A block of data
::::
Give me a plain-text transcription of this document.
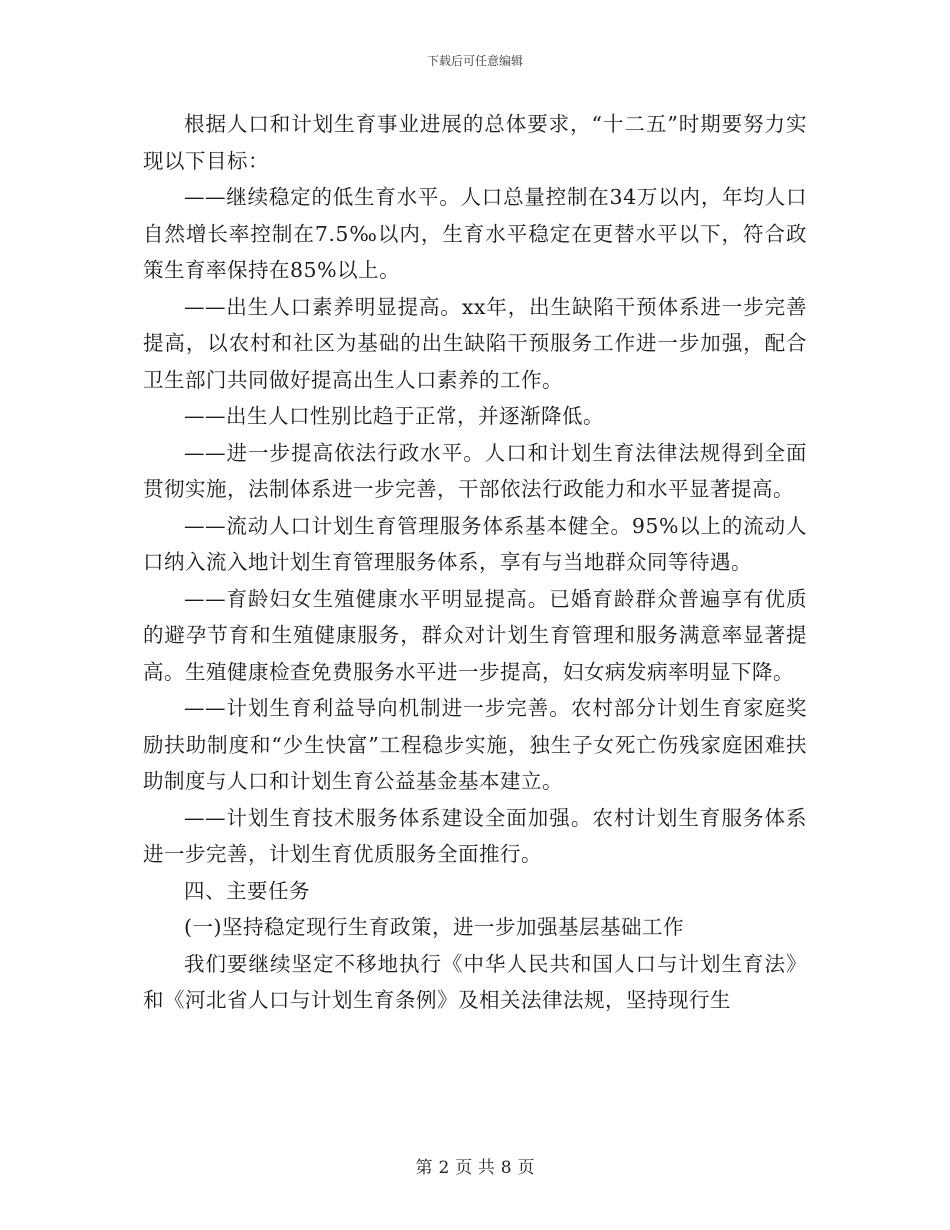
下载后可任意编辑

根据人口和计划生育事业进展的总体要求，“十二五”时期要努力实现以下目标：

——继续稳定的低生育水平。人口总量控制在34万以内，年均人口自然增长率控制在7.5‰以内，生育水平稳定在更替水平以下，符合政策生育率保持在85%以上。

——出生人口素养明显提高。xx年，出生缺陷干预体系进一步完善提高，以农村和社区为基础的出生缺陷干预服务工作进一步加强，配合卫生部门共同做好提高出生人口素养的工作。

——出生人口性别比趋于正常，并逐渐降低。

——进一步提高依法行政水平。人口和计划生育法律法规得到全面贯彻实施，法制体系进一步完善，干部依法行政能力和水平显著提高。

——流动人口计划生育管理服务体系基本健全。95%以上的流动人口纳入流入地计划生育管理服务体系，享有与当地群众同等待遇。

——育龄妇女生殖健康水平明显提高。已婚育龄群众普遍享有优质的避孕节育和生殖健康服务，群众对计划生育管理和服务满意率显著提高。生殖健康检查免费服务水平进一步提高，妇女病发病率明显下降。

——计划生育利益导向机制进一步完善。农村部分计划生育家庭奖励扶助制度和“少生快富”工程稳步实施，独生子女死亡伤残家庭困难扶助制度与人口和计划生育公益基金基本建立。

——计划生育技术服务体系建设全面加强。农村计划生育服务体系进一步完善，计划生育优质服务全面推行。

四、主要任务

(一)坚持稳定现行生育政策，进一步加强基层基础工作

我们要继续坚定不移地执行《中华人民共和国人口与计划生育法》和《河北省人口与计划生育条例》及相关法律法规，坚持现行生

第 2 页 共 8 页
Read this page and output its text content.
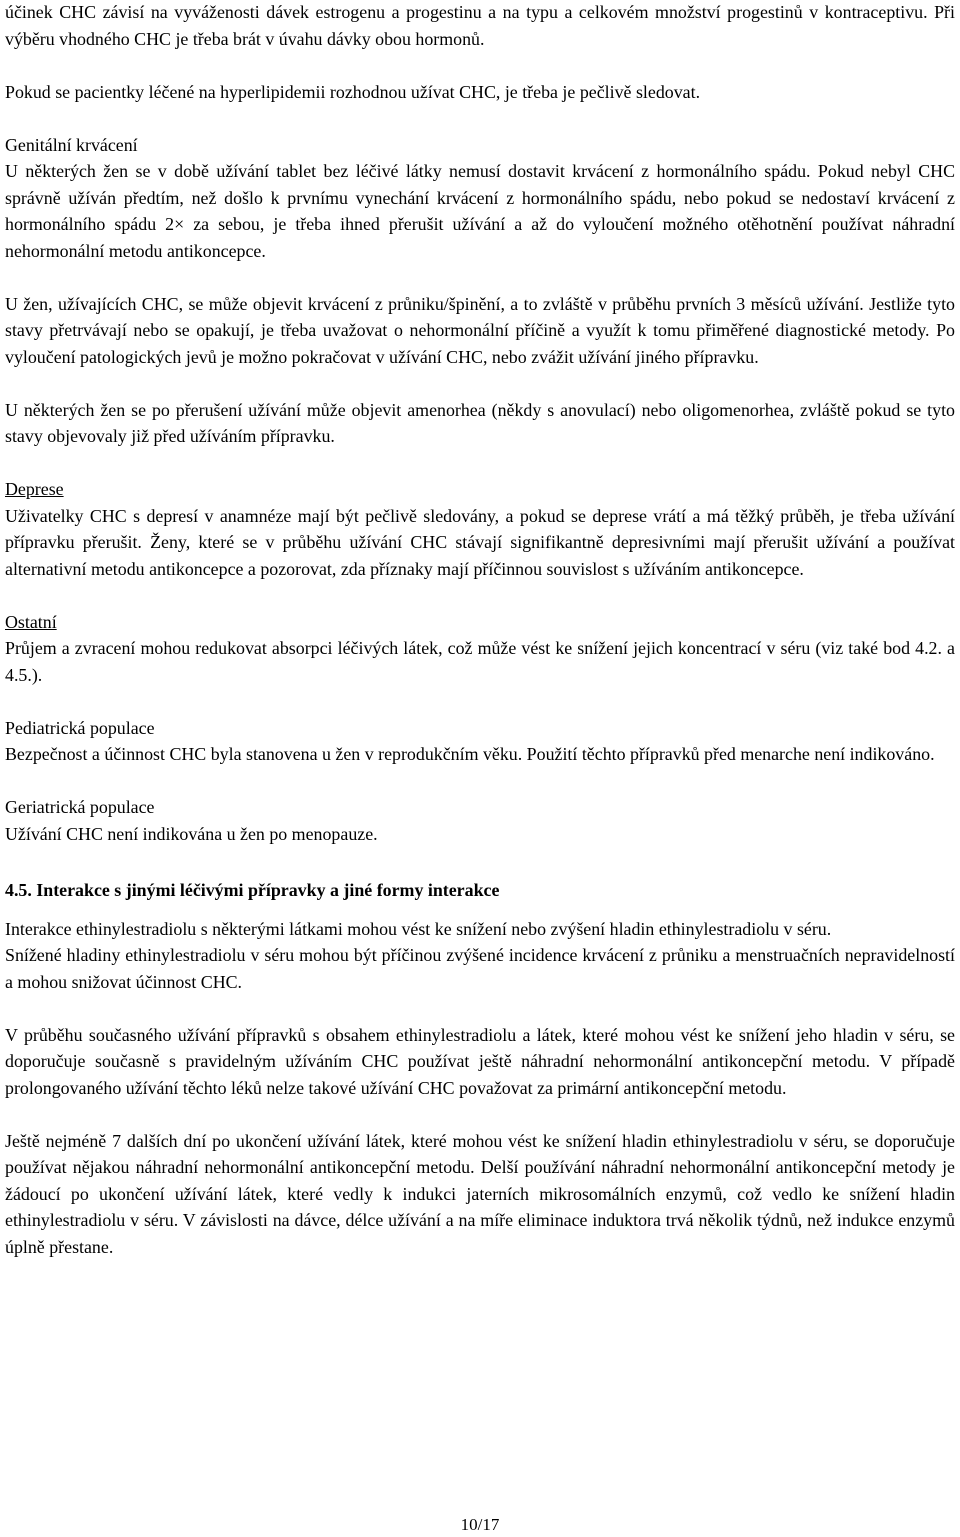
účinek CHC závisí na vyváženosti dávek estrogenu a progestinu a na typu a celkovém množství progestinů v kontraceptivu. Při výběru vhodného CHC je třeba brát v úvahu dávky obou hormonů.

Pokud se pacientky léčené na hyperlipidemii rozhodnou užívat CHC, je třeba je pečlivě sledovat.

Genitální krvácení

U některých žen se v době užívání tablet bez léčivé látky nemusí dostavit krvácení z hormonálního spádu. Pokud nebyl CHC správně užíván předtím, než došlo k prvnímu vynechání krvácení z hormonálního spádu, nebo pokud se nedostaví krvácení z hormonálního spádu 2× za sebou, je třeba ihned přerušit užívání a až do vyloučení možného otěhotnění používat náhradní nehormonální metodu antikoncepce.

U žen, užívajících CHC, se může objevit krvácení z průniku/špinění, a to zvláště v průběhu prvních 3 měsíců užívání. Jestliže tyto stavy přetrvávají nebo se opakují, je třeba uvažovat o nehormonální příčině a využít k tomu přiměřené diagnostické metody. Po vyloučení patologických jevů je možno pokračovat v užívání CHC, nebo zvážit užívání jiného přípravku.

U některých žen se po přerušení užívání může objevit amenorhea (někdy s anovulací) nebo oligomenorhea, zvláště pokud se tyto stavy objevovaly již před užíváním přípravku.

Deprese

Uživatelky CHC s depresí v anamnéze mají být pečlivě sledovány, a pokud se deprese vrátí a má těžký průběh, je třeba užívání přípravku přerušit. Ženy, které se v průběhu užívání CHC stávají signifikantně depresivními mají přerušit užívání a používat alternativní metodu antikoncepce a pozorovat, zda příznaky mají příčinnou souvislost s užíváním antikoncepce.

Ostatní

Průjem a zvracení mohou redukovat absorpci léčivých látek, což může vést ke snížení jejich koncentrací v séru (viz také bod 4.2. a 4.5.).

Pediatrická populace

Bezpečnost a účinnost CHC byla stanovena u žen v reprodukčním věku. Použití těchto přípravků před menarche není indikováno.

Geriatrická populace

Užívání CHC není indikována u žen po menopauze.

4.5. Interakce s jinými léčivými přípravky a jiné formy interakce

Interakce ethinylestradiolu s některými látkami mohou vést ke snížení nebo zvýšení hladin ethinylestradiolu v séru.

Snížené hladiny ethinylestradiolu v séru mohou být příčinou zvýšené incidence krvácení z průniku a menstruačních nepravidelností a mohou snižovat účinnost CHC.

V průběhu současného užívání přípravků s obsahem ethinylestradiolu a látek, které mohou vést ke snížení jeho hladin v séru, se doporučuje současně s pravidelným užíváním CHC používat ještě náhradní nehormonální antikoncepční metodu. V případě prolongovaného užívání těchto léků nelze takové užívání CHC považovat za primární antikoncepční metodu.

Ještě nejméně 7 dalších dní po ukončení užívání látek, které mohou vést ke snížení hladin ethinylestradiolu v séru, se doporučuje používat nějakou náhradní nehormonální antikoncepční metodu. Delší používání náhradní nehormonální antikoncepční metody je žádoucí po ukončení užívání látek, které vedly k indukci jaterních mikrosomálních enzymů, což vedlo ke snížení hladin ethinylestradiolu v séru. V závislosti na dávce, délce užívání a na míře eliminace induktora trvá několik týdnů, než indukce enzymů úplně přestane.

10/17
::::
# Set task
Return all of the entries exactly as written, but drop any pictures they hold.

# Expected answer
Give me a plain-text transcription of this document.
下载后可任意编辑

根据人口和计划生育事业进展的总体要求，“十二五”时期要努力实现以下目标：

——继续稳定的低生育水平。人口总量控制在34万以内，年均人口自然增长率控制在7.5‰以内，生育水平稳定在更替水平以下，符合政策生育率保持在85%以上。

——出生人口素养明显提高。xx年，出生缺陷干预体系进一步完善提高，以农村和社区为基础的出生缺陷干预服务工作进一步加强，配合卫生部门共同做好提高出生人口素养的工作。

——出生人口性别比趋于正常，并逐渐降低。

——进一步提高依法行政水平。人口和计划生育法律法规得到全面贯彻实施，法制体系进一步完善，干部依法行政能力和水平显著提高。

——流动人口计划生育管理服务体系基本健全。95%以上的流动人口纳入流入地计划生育管理服务体系，享有与当地群众同等待遇。

——育龄妇女生殖健康水平明显提高。已婚育龄群众普遍享有优质的避孕节育和生殖健康服务，群众对计划生育管理和服务满意率显著提高。生殖健康检查免费服务水平进一步提高，妇女病发病率明显下降。

——计划生育利益导向机制进一步完善。农村部分计划生育家庭奖励扶助制度和“少生快富”工程稳步实施，独生子女死亡伤残家庭困难扶助制度与人口和计划生育公益基金基本建立。

——计划生育技术服务体系建设全面加强。农村计划生育服务体系进一步完善，计划生育优质服务全面推行。

四、主要任务

(一)坚持稳定现行生育政策，进一步加强基层基础工作

我们要继续坚定不移地执行《中华人民共和国人口与计划生育法》和《河北省人口与计划生育条例》及相关法律法规，坚持现行生

第 2 页 共 8 页
Read this page and output its text content.
účinek CHC závisí na vyváženosti dávek estrogenu a progestinu a na typu a celkovém množství progestinů v kontraceptivu. Při výběru vhodného CHC je třeba brát v úvahu dávky obou hormonů.

Pokud se pacientky léčené na hyperlipidemii rozhodnou užívat CHC, je třeba je pečlivě sledovat.

Genitální krvácení

U některých žen se v době užívání tablet bez léčivé látky nemusí dostavit krvácení z hormonálního spádu. Pokud nebyl CHC správně užíván předtím, než došlo k prvnímu vynechání krvácení z hormonálního spádu, nebo pokud se nedostaví krvácení z hormonálního spádu 2× za sebou, je třeba ihned přerušit užívání a až do vyloučení možného otěhotnění používat náhradní nehormonální metodu antikoncepce.

U žen, užívajících CHC, se může objevit krvácení z průniku/špinění, a to zvláště v průběhu prvních 3 měsíců užívání. Jestliže tyto stavy přetrvávají nebo se opakují, je třeba uvažovat o nehormonální příčině a využít k tomu přiměřené diagnostické metody. Po vyloučení patologických jevů je možno pokračovat v užívání CHC, nebo zvážit užívání jiného přípravku.

U některých žen se po přerušení užívání může objevit amenorhea (někdy s anovulací) nebo oligomenorhea, zvláště pokud se tyto stavy objevovaly již před užíváním přípravku.

Deprese

Uživatelky CHC s depresí v anamnéze mají být pečlivě sledovány, a pokud se deprese vrátí a má těžký průběh, je třeba užívání přípravku přerušit. Ženy, které se v průběhu užívání CHC stávají signifikantně depresivními mají přerušit užívání a používat alternativní metodu antikoncepce a pozorovat, zda příznaky mají příčinnou souvislost s užíváním antikoncepce.

Ostatní

Průjem a zvracení mohou redukovat absorpci léčivých látek, což může vést ke snížení jejich koncentrací v séru (viz také bod 4.2. a 4.5.).

Pediatrická populace

Bezpečnost a účinnost CHC byla stanovena u žen v reprodukčním věku. Použití těchto přípravků před menarche není indikováno.

Geriatrická populace

Užívání CHC není indikována u žen po menopauze.

4.5. Interakce s jinými léčivými přípravky a jiné formy interakce

Interakce ethinylestradiolu s některými látkami mohou vést ke snížení nebo zvýšení hladin ethinylestradiolu v séru.

Snížené hladiny ethinylestradiolu v séru mohou být příčinou zvýšené incidence krvácení z průniku a menstruačních nepravidelností a mohou snižovat účinnost CHC.

V průběhu současného užívání přípravků s obsahem ethinylestradiolu a látek, které mohou vést ke snížení jeho hladin v séru, se doporučuje současně s pravidelným užíváním CHC používat ještě náhradní nehormonální antikoncepční metodu. V případě prolongovaného užívání těchto léků nelze takové užívání CHC považovat za primární antikoncepční metodu.

Ještě nejméně 7 dalších dní po ukončení užívání látek, které mohou vést ke snížení hladin ethinylestradiolu v séru, se doporučuje používat nějakou náhradní nehormonální antikoncepční metodu. Delší používání náhradní nehormonální antikoncepční metody je žádoucí po ukončení užívání látek, které vedly k indukci jaterních mikrosomálních enzymů, což vedlo ke snížení hladin ethinylestradiolu v séru. V závislosti na dávce, délce užívání a na míře eliminace induktora trvá několik týdnů, než indukce enzymů úplně přestane.

10/17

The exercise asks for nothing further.